* **WHAT THIS TASK INVOLVES**
Output every line below exactly.

* **INFORMATION GIVEN**
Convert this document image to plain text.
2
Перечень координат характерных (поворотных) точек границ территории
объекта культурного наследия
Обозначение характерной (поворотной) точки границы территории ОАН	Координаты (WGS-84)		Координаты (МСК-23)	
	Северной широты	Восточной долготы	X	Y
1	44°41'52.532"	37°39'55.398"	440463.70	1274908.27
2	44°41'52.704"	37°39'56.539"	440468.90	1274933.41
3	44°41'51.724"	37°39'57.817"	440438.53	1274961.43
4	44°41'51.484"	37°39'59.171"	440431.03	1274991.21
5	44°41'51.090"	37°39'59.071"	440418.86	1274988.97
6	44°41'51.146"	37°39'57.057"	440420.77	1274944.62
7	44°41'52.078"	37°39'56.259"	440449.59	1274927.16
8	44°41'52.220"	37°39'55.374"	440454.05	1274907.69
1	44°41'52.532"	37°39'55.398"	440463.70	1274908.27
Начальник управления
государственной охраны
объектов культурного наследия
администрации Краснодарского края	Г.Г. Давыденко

* **SOLUTION**
Convert this document image to plain text.
2
Перечень координат характерных (поворотных) точек границ территории
объекта культурного наследия
Обозначение характерной (поворотной) точки границы территории ОАН	Координаты (WGS-84)		Координаты (МСК-23)	
	Северной широты	Восточной долготы	X	Y
1	44°41'52.532"	37°39'55.398"	440463.70	1274908.27
2	44°41'52.704"	37°39'56.539"	440468.90	1274933.41
3	44°41'51.724"	37°39'57.817"	440438.53	1274961.43
4	44°41'51.484"	37°39'59.171"	440431.03	1274991.21
5	44°41'51.090"	37°39'59.071"	440418.86	1274988.97
6	44°41'51.146"	37°39'57.057"	440420.77	1274944.62
7	44°41'52.078"	37°39'56.259"	440449.59	1274927.16
8	44°41'52.220"	37°39'55.374"	440454.05	1274907.69
1	44°41'52.532"	37°39'55.398"	440463.70	1274908.27
Начальник управления
государственной охраны
объектов культурного наследия
администрации Краснодарского края	Г.Г. Давыденко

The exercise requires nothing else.